Transcribe all of the records precisely as they are presented.

-- Start of Given records --

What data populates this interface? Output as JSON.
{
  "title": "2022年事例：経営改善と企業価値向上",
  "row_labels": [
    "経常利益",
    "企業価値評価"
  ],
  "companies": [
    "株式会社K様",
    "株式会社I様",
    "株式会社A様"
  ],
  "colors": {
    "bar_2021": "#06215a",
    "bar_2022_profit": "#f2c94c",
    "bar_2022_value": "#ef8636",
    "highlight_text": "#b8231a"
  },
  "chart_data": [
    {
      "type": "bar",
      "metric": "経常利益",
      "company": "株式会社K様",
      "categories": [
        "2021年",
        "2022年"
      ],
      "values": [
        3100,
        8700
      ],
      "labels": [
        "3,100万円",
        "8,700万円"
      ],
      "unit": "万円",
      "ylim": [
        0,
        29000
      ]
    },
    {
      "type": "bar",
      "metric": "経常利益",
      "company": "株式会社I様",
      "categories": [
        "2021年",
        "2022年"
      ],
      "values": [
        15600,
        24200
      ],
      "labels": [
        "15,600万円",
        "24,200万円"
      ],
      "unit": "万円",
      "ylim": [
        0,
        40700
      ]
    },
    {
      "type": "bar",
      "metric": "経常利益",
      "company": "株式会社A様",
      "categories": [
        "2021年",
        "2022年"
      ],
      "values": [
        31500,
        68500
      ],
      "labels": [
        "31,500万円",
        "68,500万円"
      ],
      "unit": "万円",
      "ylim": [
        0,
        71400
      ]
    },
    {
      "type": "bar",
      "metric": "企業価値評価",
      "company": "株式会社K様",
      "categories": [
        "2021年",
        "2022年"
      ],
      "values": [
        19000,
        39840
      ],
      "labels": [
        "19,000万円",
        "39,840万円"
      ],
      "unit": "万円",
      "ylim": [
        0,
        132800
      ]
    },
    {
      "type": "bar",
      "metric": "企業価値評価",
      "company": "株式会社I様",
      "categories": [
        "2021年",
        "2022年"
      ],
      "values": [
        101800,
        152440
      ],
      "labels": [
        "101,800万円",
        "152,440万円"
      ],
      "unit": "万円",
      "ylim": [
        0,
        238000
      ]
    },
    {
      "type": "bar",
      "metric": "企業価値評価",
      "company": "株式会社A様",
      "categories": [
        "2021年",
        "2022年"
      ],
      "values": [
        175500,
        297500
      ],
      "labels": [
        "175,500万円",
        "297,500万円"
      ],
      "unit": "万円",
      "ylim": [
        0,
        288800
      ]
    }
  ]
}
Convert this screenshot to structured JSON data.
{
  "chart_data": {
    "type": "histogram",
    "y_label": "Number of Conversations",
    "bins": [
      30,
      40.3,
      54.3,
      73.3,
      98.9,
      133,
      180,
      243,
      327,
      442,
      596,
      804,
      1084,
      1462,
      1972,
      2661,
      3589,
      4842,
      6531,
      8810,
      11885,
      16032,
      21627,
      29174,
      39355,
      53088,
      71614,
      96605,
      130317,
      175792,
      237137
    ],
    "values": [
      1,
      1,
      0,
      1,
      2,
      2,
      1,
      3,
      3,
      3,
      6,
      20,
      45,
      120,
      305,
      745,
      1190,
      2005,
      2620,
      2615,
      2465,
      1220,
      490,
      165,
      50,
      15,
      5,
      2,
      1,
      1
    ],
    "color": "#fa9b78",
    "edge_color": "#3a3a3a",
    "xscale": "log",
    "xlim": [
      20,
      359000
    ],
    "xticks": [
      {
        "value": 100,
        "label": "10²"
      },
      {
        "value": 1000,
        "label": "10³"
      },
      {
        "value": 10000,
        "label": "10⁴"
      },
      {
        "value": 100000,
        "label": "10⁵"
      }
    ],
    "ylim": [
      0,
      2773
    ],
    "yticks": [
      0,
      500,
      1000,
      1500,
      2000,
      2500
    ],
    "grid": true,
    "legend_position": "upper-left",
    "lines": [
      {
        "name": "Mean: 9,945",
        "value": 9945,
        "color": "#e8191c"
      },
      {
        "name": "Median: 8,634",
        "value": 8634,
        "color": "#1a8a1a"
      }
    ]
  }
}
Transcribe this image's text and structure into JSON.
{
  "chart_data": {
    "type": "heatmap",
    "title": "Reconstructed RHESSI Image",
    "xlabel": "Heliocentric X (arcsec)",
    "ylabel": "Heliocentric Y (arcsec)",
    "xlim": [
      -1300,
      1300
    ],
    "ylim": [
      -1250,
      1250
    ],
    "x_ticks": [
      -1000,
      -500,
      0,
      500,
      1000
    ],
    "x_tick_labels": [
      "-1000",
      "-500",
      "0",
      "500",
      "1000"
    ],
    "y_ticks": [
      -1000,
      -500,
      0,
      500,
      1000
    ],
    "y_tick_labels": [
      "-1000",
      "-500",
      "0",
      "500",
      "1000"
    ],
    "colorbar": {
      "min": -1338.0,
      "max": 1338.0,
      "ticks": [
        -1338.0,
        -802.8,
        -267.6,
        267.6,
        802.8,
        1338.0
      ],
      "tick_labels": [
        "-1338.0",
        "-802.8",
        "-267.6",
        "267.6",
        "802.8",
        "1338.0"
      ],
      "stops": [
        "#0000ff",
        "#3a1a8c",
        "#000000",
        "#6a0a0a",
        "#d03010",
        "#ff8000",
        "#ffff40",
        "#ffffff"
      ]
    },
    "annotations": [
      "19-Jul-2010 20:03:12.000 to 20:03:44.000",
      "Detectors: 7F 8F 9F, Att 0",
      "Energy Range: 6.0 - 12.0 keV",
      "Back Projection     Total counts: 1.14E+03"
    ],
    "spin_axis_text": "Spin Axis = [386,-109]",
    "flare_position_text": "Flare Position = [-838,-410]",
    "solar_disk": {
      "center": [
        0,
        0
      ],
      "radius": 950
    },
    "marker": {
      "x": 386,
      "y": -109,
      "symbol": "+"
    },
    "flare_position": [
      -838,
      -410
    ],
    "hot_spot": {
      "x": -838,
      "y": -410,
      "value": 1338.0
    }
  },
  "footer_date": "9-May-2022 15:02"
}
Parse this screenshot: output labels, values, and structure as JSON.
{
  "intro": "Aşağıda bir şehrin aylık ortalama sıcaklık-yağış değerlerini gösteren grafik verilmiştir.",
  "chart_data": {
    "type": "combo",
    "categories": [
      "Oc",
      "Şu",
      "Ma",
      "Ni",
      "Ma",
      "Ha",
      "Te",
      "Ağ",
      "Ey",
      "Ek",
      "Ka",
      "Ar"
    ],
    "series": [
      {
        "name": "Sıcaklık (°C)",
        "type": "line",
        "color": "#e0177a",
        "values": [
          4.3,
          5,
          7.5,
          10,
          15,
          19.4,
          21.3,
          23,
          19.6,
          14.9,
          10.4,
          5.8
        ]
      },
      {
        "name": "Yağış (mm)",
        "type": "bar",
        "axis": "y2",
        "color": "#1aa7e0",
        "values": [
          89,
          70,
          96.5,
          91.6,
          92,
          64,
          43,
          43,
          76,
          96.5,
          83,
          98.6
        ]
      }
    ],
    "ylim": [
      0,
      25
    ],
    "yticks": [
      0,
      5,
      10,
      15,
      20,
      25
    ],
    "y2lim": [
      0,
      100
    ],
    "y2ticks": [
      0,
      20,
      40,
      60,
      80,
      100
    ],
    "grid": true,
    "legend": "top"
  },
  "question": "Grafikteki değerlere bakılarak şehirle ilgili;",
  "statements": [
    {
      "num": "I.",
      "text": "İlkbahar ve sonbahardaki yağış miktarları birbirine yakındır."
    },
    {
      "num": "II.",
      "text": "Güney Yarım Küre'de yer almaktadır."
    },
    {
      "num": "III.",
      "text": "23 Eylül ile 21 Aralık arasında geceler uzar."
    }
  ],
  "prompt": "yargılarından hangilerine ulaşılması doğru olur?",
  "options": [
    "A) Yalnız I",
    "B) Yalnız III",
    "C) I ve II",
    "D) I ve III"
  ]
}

-- End of Given records --

◆ Full output ◆
What data populates this interface? Output as JSON.
{
  "title": "2022年事例：経営改善と企業価値向上",
  "row_labels": [
    "経常利益",
    "企業価値評価"
  ],
  "companies": [
    "株式会社K様",
    "株式会社I様",
    "株式会社A様"
  ],
  "colors": {
    "bar_2021": "#06215a",
    "bar_2022_profit": "#f2c94c",
    "bar_2022_value": "#ef8636",
    "highlight_text": "#b8231a"
  },
  "chart_data": [
    {
      "type": "bar",
      "metric": "経常利益",
      "company": "株式会社K様",
      "categories": [
        "2021年",
        "2022年"
      ],
      "values": [
        3100,
        8700
      ],
      "labels": [
        "3,100万円",
        "8,700万円"
      ],
      "unit": "万円",
      "ylim": [
        0,
        29000
      ]
    },
    {
      "type": "bar",
      "metric": "経常利益",
      "company": "株式会社I様",
      "categories": [
        "2021年",
        "2022年"
      ],
      "values": [
        15600,
        24200
      ],
      "labels": [
        "15,600万円",
        "24,200万円"
      ],
      "unit": "万円",
      "ylim": [
        0,
        40700
      ]
    },
    {
      "type": "bar",
      "metric": "経常利益",
      "company": "株式会社A様",
      "categories": [
        "2021年",
        "2022年"
      ],
      "values": [
        31500,
        68500
      ],
      "labels": [
        "31,500万円",
        "68,500万円"
      ],
      "unit": "万円",
      "ylim": [
        0,
        71400
      ]
    },
    {
      "type": "bar",
      "metric": "企業価値評価",
      "company": "株式会社K様",
      "categories": [
        "2021年",
        "2022年"
      ],
      "values": [
        19000,
        39840
      ],
      "labels": [
        "19,000万円",
        "39,840万円"
      ],
      "unit": "万円",
      "ylim": [
        0,
        132800
      ]
    },
    {
      "type": "bar",
      "metric": "企業価値評価",
      "company": "株式会社I様",
      "categories": [
        "2021年",
        "2022年"
      ],
      "values": [
        101800,
        152440
      ],
      "labels": [
        "101,800万円",
        "152,440万円"
      ],
      "unit": "万円",
      "ylim": [
        0,
        238000
      ]
    },
    {
      "type": "bar",
      "metric": "企業価値評価",
      "company": "株式会社A様",
      "categories": [
        "2021年",
        "2022年"
      ],
      "values": [
        175500,
        297500
      ],
      "labels": [
        "175,500万円",
        "297,500万円"
      ],
      "unit": "万円",
      "ylim": [
        0,
        288800
      ]
    }
  ]
}
Convert this screenshot to structured JSON data.
{
  "chart_data": {
    "type": "histogram",
    "y_label": "Number of Conversations",
    "bins": [
      30,
      40.3,
      54.3,
      73.3,
      98.9,
      133,
      180,
      243,
      327,
      442,
      596,
      804,
      1084,
      1462,
      1972,
      2661,
      3589,
      4842,
      6531,
      8810,
      11885,
      16032,
      21627,
      29174,
      39355,
      53088,
      71614,
      96605,
      130317,
      175792,
      237137
    ],
    "values": [
      1,
      1,
      0,
      1,
      2,
      2,
      1,
      3,
      3,
      3,
      6,
      20,
      45,
      120,
      305,
      745,
      1190,
      2005,
      2620,
      2615,
      2465,
      1220,
      490,
      165,
      50,
      15,
      5,
      2,
      1,
      1
    ],
    "color": "#fa9b78",
    "edge_color": "#3a3a3a",
    "xscale": "log",
    "xlim": [
      20,
      359000
    ],
    "xticks": [
      {
        "value": 100,
        "label": "10²"
      },
      {
        "value": 1000,
        "label": "10³"
      },
      {
        "value": 10000,
        "label": "10⁴"
      },
      {
        "value": 100000,
        "label": "10⁵"
      }
    ],
    "ylim": [
      0,
      2773
    ],
    "yticks": [
      0,
      500,
      1000,
      1500,
      2000,
      2500
    ],
    "grid": true,
    "legend_position": "upper-left",
    "lines": [
      {
        "name": "Mean: 9,945",
        "value": 9945,
        "color": "#e8191c"
      },
      {
        "name": "Median: 8,634",
        "value": 8634,
        "color": "#1a8a1a"
      }
    ]
  }
}
Transcribe this image's text and structure into JSON.
{
  "chart_data": {
    "type": "heatmap",
    "title": "Reconstructed RHESSI Image",
    "xlabel": "Heliocentric X (arcsec)",
    "ylabel": "Heliocentric Y (arcsec)",
    "xlim": [
      -1300,
      1300
    ],
    "ylim": [
      -1250,
      1250
    ],
    "x_ticks": [
      -1000,
      -500,
      0,
      500,
      1000
    ],
    "x_tick_labels": [
      "-1000",
      "-500",
      "0",
      "500",
      "1000"
    ],
    "y_ticks": [
      -1000,
      -500,
      0,
      500,
      1000
    ],
    "y_tick_labels": [
      "-1000",
      "-500",
      "0",
      "500",
      "1000"
    ],
    "colorbar": {
      "min": -1338.0,
      "max": 1338.0,
      "ticks": [
        -1338.0,
        -802.8,
        -267.6,
        267.6,
        802.8,
        1338.0
      ],
      "tick_labels": [
        "-1338.0",
        "-802.8",
        "-267.6",
        "267.6",
        "802.8",
        "1338.0"
      ],
      "stops": [
        "#0000ff",
        "#3a1a8c",
        "#000000",
        "#6a0a0a",
        "#d03010",
        "#ff8000",
        "#ffff40",
        "#ffffff"
      ]
    },
    "annotations": [
      "19-Jul-2010 20:03:12.000 to 20:03:44.000",
      "Detectors: 7F 8F 9F, Att 0",
      "Energy Range: 6.0 - 12.0 keV",
      "Back Projection     Total counts: 1.14E+03"
    ],
    "spin_axis_text": "Spin Axis = [386,-109]",
    "flare_position_text": "Flare Position = [-838,-410]",
    "solar_disk": {
      "center": [
        0,
        0
      ],
      "radius": 950
    },
    "marker": {
      "x": 386,
      "y": -109,
      "symbol": "+"
    },
    "flare_position": [
      -838,
      -410
    ],
    "hot_spot": {
      "x": -838,
      "y": -410,
      "value": 1338.0
    }
  },
  "footer_date": "9-May-2022 15:02"
}
Parse this screenshot: output labels, values, and structure as JSON.
{
  "intro": "Aşağıda bir şehrin aylık ortalama sıcaklık-yağış değerlerini gösteren grafik verilmiştir.",
  "chart_data": {
    "type": "combo",
    "categories": [
      "Oc",
      "Şu",
      "Ma",
      "Ni",
      "Ma",
      "Ha",
      "Te",
      "Ağ",
      "Ey",
      "Ek",
      "Ka",
      "Ar"
    ],
    "series": [
      {
        "name": "Sıcaklık (°C)",
        "type": "line",
        "color": "#e0177a",
        "values": [
          4.3,
          5,
          7.5,
          10,
          15,
          19.4,
          21.3,
          23,
          19.6,
          14.9,
          10.4,
          5.8
        ]
      },
      {
        "name": "Yağış (mm)",
        "type": "bar",
        "axis": "y2",
        "color": "#1aa7e0",
        "values": [
          89,
          70,
          96.5,
          91.6,
          92,
          64,
          43,
          43,
          76,
          96.5,
          83,
          98.6
        ]
      }
    ],
    "ylim": [
      0,
      25
    ],
    "yticks": [
      0,
      5,
      10,
      15,
      20,
      25
    ],
    "y2lim": [
      0,
      100
    ],
    "y2ticks": [
      0,
      20,
      40,
      60,
      80,
      100
    ],
    "grid": true,
    "legend": "top"
  },
  "question": "Grafikteki değerlere bakılarak şehirle ilgili;",
  "statements": [
    {
      "num": "I.",
      "text": "İlkbahar ve sonbahardaki yağış miktarları birbirine yakındır."
    },
    {
      "num": "II.",
      "text": "Güney Yarım Küre'de yer almaktadır."
    },
    {
      "num": "III.",
      "text": "23 Eylül ile 21 Aralık arasında geceler uzar."
    }
  ],
  "prompt": "yargılarından hangilerine ulaşılması doğru olur?",
  "options": [
    "A) Yalnız I",
    "B) Yalnız III",
    "C) I ve II",
    "D) I ve III"
  ]
}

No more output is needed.